+++ DATA IN THIS EXERCISE

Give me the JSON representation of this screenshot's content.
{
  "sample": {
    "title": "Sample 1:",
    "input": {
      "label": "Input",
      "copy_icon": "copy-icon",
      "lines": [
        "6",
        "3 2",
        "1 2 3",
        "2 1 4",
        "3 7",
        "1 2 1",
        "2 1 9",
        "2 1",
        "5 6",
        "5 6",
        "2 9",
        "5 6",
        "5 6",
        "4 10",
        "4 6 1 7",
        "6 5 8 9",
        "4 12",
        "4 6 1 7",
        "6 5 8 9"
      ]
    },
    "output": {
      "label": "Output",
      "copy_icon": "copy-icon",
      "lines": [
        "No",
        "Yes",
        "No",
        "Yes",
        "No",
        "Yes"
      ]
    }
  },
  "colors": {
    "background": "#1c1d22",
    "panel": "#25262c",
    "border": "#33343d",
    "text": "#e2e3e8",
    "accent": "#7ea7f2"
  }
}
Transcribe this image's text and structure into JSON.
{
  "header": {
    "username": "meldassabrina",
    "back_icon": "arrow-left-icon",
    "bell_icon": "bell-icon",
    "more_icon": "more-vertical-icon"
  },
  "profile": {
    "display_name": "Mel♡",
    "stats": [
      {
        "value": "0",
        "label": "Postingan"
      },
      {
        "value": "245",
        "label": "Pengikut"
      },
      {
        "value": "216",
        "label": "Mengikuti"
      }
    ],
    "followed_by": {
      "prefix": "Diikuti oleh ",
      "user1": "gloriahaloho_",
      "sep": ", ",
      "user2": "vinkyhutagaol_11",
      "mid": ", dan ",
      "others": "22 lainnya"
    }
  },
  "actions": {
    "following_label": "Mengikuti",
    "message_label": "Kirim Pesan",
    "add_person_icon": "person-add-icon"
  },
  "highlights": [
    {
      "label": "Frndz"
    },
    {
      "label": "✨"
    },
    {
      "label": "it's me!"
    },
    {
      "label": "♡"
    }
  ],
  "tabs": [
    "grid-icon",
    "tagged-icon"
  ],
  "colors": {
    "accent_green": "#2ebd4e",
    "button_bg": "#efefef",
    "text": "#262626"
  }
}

++++++

Write out all records exactly, keeping every detail.

* WRITTEN RESPONSE:
Give me the JSON representation of this screenshot's content.
{
  "sample": {
    "title": "Sample 1:",
    "input": {
      "label": "Input",
      "copy_icon": "copy-icon",
      "lines": [
        "6",
        "3 2",
        "1 2 3",
        "2 1 4",
        "3 7",
        "1 2 1",
        "2 1 9",
        "2 1",
        "5 6",
        "5 6",
        "2 9",
        "5 6",
        "5 6",
        "4 10",
        "4 6 1 7",
        "6 5 8 9",
        "4 12",
        "4 6 1 7",
        "6 5 8 9"
      ]
    },
    "output": {
      "label": "Output",
      "copy_icon": "copy-icon",
      "lines": [
        "No",
        "Yes",
        "No",
        "Yes",
        "No",
        "Yes"
      ]
    }
  },
  "colors": {
    "background": "#1c1d22",
    "panel": "#25262c",
    "border": "#33343d",
    "text": "#e2e3e8",
    "accent": "#7ea7f2"
  }
}
Transcribe this image's text and structure into JSON.
{
  "header": {
    "username": "meldassabrina",
    "back_icon": "arrow-left-icon",
    "bell_icon": "bell-icon",
    "more_icon": "more-vertical-icon"
  },
  "profile": {
    "display_name": "Mel♡",
    "stats": [
      {
        "value": "0",
        "label": "Postingan"
      },
      {
        "value": "245",
        "label": "Pengikut"
      },
      {
        "value": "216",
        "label": "Mengikuti"
      }
    ],
    "followed_by": {
      "prefix": "Diikuti oleh ",
      "user1": "gloriahaloho_",
      "sep": ", ",
      "user2": "vinkyhutagaol_11",
      "mid": ", dan ",
      "others": "22 lainnya"
    }
  },
  "actions": {
    "following_label": "Mengikuti",
    "message_label": "Kirim Pesan",
    "add_person_icon": "person-add-icon"
  },
  "highlights": [
    {
      "label": "Frndz"
    },
    {
      "label": "✨"
    },
    {
      "label": "it's me!"
    },
    {
      "label": "♡"
    }
  ],
  "tabs": [
    "grid-icon",
    "tagged-icon"
  ],
  "colors": {
    "accent_green": "#2ebd4e",
    "button_bg": "#efefef",
    "text": "#262626"
  }
}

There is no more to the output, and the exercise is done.